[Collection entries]
* Begin *

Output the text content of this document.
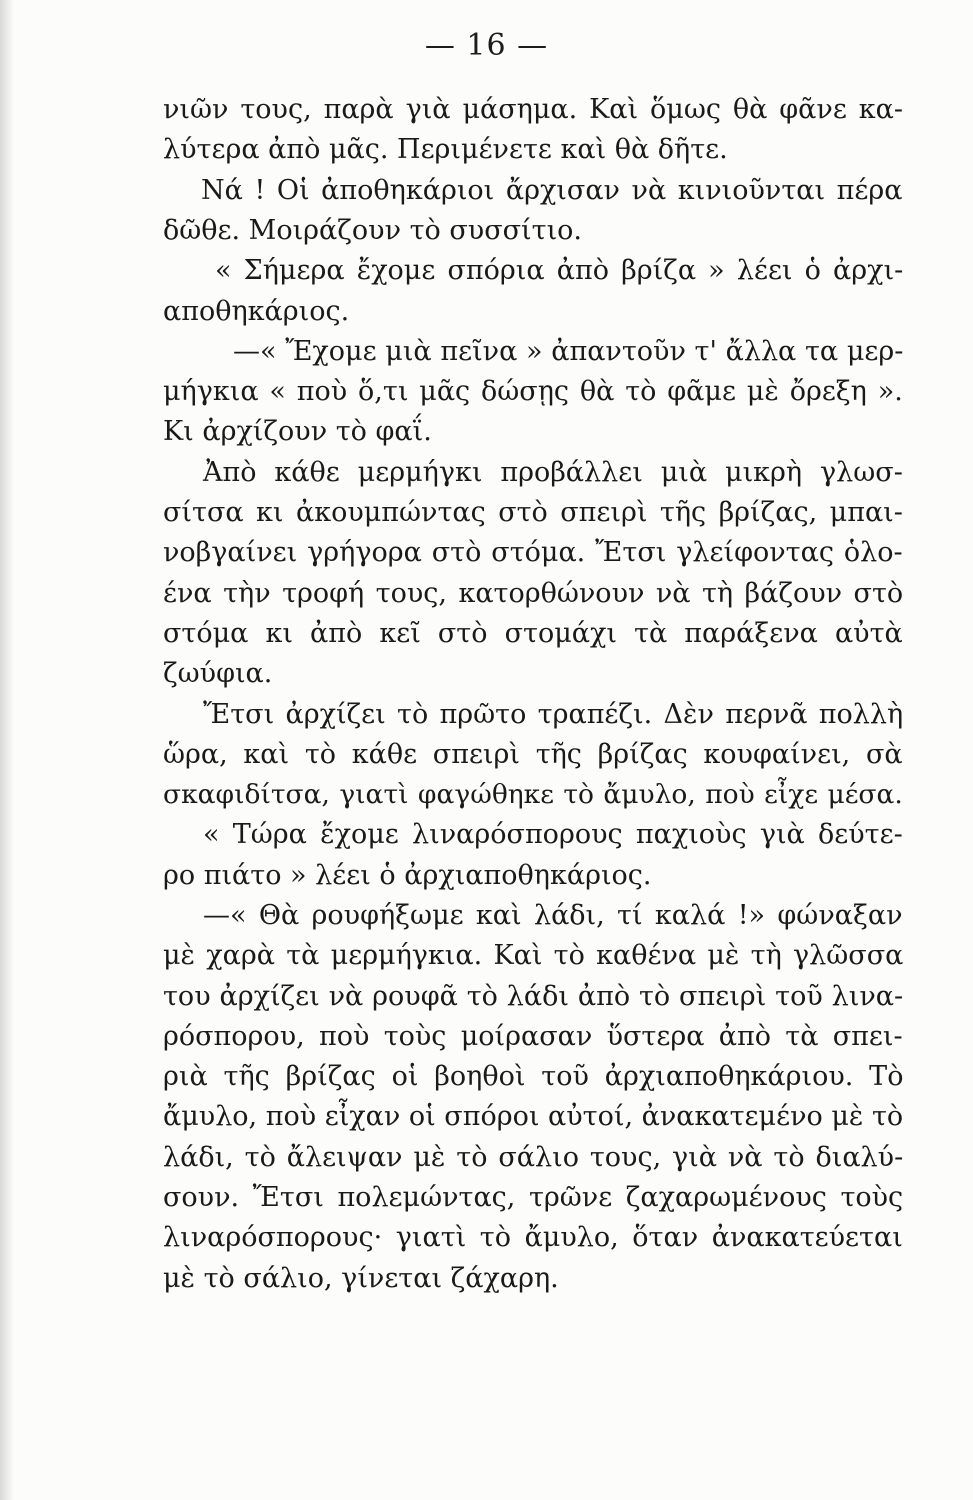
— 16 —
νιῶν τους, παρὰ γιὰ μάσημα. Καὶ ὅμως θὰ φᾶνε κα-
λύτερα ἀπὸ μᾶς. Περιμένετε καὶ θὰ δῆτε.
Νά ! Οἱ ἀποθηκάριοι ἄρχισαν νὰ κινιοῦνται πέρα
δῶθε. Μοιράζουν τὸ συσσίτιο.
« Σήμερα ἔχομε σπόρια ἀπὸ βρίζα » λέει ὁ ἀρχι-
αποθηκάριος.
—« Ἔχομε μιὰ πεῖνα » ἀπαντοῦν τ' ἄλλα τα μερ-
μήγκια « ποὺ ὅ,τι μᾶς δώσῃς θὰ τὸ φᾶμε μὲ ὄρεξη ».
Κι ἀρχίζουν τὸ φαΐ.
Ἀπὸ κάθε μερμήγκι προβάλλει μιὰ μικρὴ γλωσ-
σίτσα κι ἀκουμπώντας στὸ σπειρὶ τῆς βρίζας, μπαι-
νοβγαίνει γρήγορα στὸ στόμα. Ἔτσι γλείφοντας ὁλο-
ένα τὴν τροφή τους, κατορθώνουν νὰ τὴ βάζουν στὸ
στόμα κι ἀπὸ κεῖ στὸ στομάχι τὰ παράξενα αὐτὰ
ζωύφια.
Ἔτσι ἀρχίζει τὸ πρῶτο τραπέζι. Δὲν περνᾶ πολλὴ
ὥρα, καὶ τὸ κάθε σπειρὶ τῆς βρίζας κουφαίνει, σὰ
σκαφιδίτσα, γιατὶ φαγώθηκε τὸ ἄμυλο, ποὺ εἶχε μέσα.
« Τώρα ἔχομε λιναρόσπορους παχιοὺς γιὰ δεύτε-
ρο πιάτο » λέει ὁ ἀρχιαποθηκάριος.
—« Θὰ ρουφήξωμε καὶ λάδι, τί καλά !» φώναξαν
μὲ χαρὰ τὰ μερμήγκια. Καὶ τὸ καθένα μὲ τὴ γλῶσσα
του ἀρχίζει νὰ ρουφᾶ τὸ λάδι ἀπὸ τὸ σπειρὶ τοῦ λινα-
ρόσπορου, ποὺ τοὺς μοίρασαν ὕστερα ἀπὸ τὰ σπει-
ριὰ τῆς βρίζας οἱ βοηθοὶ τοῦ ἀρχιαποθηκάριου. Τὸ
ἄμυλο, ποὺ εἶχαν οἱ σπόροι αὐτοί, ἀνακατεμένο μὲ τὸ
λάδι, τὸ ἄλειψαν μὲ τὸ σάλιο τους, γιὰ νὰ τὸ διαλύ-
σουν. Ἔτσι πολεμώντας, τρῶνε ζαχαρωμένους τοὺς
λιναρόσπορους· γιατὶ τὸ ἄμυλο, ὅταν ἀνακατεύεται
μὲ τὸ σάλιο, γίνεται ζάχαρη.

* End *

** TASK OBJECTIVE **
Find the word "λέει" in the entries above and gather every line that holds it.

** RESULT **
« Σήμερα ἔχομε σπόρια ἀπὸ βρίζα » λέει ὁ ἀρχι-
ρο πιάτο » λέει ὁ ἀρχιαποθηκάριος.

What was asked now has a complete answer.